Task inputs
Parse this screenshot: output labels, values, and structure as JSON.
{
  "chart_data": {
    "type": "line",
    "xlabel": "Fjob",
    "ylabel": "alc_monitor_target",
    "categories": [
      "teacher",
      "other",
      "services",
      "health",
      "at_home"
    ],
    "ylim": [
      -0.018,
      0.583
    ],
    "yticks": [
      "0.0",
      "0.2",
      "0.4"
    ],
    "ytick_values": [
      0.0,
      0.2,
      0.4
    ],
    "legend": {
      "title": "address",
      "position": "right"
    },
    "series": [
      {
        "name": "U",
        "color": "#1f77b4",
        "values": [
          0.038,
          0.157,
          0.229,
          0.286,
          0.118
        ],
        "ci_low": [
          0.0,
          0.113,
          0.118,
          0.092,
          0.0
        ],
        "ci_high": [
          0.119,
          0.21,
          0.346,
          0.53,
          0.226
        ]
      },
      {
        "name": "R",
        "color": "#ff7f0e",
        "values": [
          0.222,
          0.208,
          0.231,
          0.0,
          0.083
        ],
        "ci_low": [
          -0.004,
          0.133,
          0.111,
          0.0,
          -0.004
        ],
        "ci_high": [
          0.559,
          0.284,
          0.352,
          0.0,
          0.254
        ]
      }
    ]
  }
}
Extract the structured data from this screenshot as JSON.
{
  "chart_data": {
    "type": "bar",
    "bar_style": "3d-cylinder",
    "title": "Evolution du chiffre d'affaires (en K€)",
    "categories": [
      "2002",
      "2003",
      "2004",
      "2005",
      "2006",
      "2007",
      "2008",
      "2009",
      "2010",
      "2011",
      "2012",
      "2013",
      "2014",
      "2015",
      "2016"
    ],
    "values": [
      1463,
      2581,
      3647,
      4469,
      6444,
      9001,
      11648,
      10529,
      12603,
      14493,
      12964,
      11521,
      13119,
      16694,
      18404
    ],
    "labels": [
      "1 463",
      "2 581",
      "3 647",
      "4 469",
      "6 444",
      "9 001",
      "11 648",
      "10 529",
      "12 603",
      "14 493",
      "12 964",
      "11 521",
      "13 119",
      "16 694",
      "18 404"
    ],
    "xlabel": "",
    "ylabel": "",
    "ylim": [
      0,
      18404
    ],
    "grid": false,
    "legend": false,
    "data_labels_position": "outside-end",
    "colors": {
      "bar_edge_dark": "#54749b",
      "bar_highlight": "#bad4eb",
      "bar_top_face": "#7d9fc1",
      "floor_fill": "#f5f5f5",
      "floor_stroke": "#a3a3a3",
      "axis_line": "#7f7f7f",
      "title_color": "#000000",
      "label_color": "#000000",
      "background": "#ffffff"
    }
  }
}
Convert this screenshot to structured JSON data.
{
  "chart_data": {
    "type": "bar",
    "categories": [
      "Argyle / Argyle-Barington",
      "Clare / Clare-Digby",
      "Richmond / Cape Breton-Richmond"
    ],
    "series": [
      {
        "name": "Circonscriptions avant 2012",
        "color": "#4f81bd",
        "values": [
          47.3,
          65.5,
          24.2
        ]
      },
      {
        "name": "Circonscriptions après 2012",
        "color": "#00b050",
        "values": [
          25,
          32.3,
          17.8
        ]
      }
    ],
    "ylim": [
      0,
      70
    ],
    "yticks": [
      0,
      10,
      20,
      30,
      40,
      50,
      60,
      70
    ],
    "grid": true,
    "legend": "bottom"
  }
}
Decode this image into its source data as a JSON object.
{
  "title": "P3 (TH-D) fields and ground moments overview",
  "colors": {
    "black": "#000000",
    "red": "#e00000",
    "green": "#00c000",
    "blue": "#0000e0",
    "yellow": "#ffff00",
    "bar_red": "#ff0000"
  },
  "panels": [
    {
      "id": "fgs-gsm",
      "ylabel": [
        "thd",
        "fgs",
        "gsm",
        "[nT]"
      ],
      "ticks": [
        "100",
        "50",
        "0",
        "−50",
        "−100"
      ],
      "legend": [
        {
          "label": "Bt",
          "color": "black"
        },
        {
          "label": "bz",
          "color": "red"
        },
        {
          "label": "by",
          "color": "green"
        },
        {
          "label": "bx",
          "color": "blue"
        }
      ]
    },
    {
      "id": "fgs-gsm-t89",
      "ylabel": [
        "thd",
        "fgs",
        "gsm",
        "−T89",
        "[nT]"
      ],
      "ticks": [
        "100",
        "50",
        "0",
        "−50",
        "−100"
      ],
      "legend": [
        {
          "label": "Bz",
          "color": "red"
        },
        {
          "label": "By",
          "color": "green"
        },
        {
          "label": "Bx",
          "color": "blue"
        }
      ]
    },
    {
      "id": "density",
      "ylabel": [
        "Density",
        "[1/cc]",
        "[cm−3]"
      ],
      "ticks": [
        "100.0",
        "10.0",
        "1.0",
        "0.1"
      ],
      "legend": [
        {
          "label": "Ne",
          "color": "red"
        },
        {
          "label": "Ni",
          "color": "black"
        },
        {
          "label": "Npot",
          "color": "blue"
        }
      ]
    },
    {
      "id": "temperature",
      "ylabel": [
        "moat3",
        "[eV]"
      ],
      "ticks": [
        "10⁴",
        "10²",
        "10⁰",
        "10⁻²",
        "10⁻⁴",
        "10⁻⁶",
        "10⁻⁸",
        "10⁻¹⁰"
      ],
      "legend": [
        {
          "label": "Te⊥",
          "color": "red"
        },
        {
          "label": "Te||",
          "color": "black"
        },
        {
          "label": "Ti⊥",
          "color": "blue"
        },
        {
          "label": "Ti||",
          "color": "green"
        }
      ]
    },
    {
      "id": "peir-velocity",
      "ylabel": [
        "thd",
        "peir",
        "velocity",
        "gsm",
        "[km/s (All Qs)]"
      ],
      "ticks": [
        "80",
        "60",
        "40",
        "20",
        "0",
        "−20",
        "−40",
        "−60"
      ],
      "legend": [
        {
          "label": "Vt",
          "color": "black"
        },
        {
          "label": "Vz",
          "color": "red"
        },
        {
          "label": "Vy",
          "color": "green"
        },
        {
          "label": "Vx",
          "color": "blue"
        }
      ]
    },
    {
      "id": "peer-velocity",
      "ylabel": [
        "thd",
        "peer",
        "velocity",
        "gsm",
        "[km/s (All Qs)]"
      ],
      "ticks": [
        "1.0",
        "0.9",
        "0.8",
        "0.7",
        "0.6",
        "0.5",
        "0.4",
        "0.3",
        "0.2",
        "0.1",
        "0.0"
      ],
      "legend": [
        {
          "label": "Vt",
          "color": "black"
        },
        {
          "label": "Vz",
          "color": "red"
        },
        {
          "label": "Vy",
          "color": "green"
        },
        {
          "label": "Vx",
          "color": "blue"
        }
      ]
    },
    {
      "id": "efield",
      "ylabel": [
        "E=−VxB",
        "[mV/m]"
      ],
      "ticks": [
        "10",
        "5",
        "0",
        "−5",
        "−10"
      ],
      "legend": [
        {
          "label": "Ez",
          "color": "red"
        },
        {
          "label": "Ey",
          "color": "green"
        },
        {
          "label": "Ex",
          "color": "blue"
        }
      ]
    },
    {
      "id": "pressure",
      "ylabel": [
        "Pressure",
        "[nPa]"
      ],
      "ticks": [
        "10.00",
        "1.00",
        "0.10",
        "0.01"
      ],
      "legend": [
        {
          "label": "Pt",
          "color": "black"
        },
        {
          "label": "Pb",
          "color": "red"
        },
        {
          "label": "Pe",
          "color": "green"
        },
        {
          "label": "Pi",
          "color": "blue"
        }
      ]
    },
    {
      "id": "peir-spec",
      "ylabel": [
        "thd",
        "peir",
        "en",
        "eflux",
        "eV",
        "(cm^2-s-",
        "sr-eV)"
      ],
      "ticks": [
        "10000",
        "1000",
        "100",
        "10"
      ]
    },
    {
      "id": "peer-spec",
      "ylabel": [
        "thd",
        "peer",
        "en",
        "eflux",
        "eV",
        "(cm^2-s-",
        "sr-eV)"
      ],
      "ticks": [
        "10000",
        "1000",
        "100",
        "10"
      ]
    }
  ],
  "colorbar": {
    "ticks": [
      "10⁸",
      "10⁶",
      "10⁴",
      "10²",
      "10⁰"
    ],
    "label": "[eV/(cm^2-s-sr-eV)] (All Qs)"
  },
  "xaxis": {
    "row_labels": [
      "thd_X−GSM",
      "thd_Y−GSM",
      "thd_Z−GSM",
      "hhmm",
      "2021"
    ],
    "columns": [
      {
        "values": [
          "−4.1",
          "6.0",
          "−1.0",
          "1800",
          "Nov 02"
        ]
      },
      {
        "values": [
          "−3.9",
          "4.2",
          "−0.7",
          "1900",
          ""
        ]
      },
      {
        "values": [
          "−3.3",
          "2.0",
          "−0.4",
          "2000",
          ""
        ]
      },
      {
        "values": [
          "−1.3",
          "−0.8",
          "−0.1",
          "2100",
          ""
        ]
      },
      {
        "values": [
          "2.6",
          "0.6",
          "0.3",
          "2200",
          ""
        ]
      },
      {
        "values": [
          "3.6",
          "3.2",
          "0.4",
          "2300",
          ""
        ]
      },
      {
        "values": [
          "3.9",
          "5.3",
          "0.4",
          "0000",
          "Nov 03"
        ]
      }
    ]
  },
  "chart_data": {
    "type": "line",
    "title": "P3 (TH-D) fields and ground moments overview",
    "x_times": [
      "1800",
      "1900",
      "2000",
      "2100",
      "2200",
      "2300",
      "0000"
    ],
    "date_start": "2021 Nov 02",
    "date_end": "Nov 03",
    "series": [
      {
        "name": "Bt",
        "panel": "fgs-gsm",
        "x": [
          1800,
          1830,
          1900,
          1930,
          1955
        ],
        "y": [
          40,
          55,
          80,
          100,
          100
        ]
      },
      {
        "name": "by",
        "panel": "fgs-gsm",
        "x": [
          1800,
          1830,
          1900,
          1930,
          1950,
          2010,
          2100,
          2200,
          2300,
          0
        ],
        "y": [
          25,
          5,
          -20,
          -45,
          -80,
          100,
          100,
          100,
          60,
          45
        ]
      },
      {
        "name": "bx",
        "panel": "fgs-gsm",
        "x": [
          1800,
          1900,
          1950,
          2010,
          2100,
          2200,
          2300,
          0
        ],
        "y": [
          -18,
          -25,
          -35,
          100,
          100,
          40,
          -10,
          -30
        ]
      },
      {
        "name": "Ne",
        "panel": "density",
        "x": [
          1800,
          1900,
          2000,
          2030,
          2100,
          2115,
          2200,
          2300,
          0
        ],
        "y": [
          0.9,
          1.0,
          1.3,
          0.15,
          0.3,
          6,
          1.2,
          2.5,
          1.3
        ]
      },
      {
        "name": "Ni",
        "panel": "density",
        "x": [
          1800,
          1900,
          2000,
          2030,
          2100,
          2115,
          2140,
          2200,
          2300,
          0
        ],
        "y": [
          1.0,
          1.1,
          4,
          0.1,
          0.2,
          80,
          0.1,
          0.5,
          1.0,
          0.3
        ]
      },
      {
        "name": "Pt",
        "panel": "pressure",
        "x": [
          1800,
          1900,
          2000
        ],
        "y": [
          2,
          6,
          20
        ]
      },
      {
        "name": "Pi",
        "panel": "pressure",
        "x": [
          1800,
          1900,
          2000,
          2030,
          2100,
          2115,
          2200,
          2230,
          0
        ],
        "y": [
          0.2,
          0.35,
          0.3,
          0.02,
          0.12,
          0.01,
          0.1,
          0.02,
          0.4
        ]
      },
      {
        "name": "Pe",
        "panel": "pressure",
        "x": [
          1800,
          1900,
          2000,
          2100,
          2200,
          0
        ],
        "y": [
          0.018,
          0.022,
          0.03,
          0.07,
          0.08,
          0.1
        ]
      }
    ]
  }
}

Work required
Every line of the records that includes the word "structured" should be gathered.

Response for this exercise
Extract the structured data from this screenshot as JSON.
Convert this screenshot to structured JSON data.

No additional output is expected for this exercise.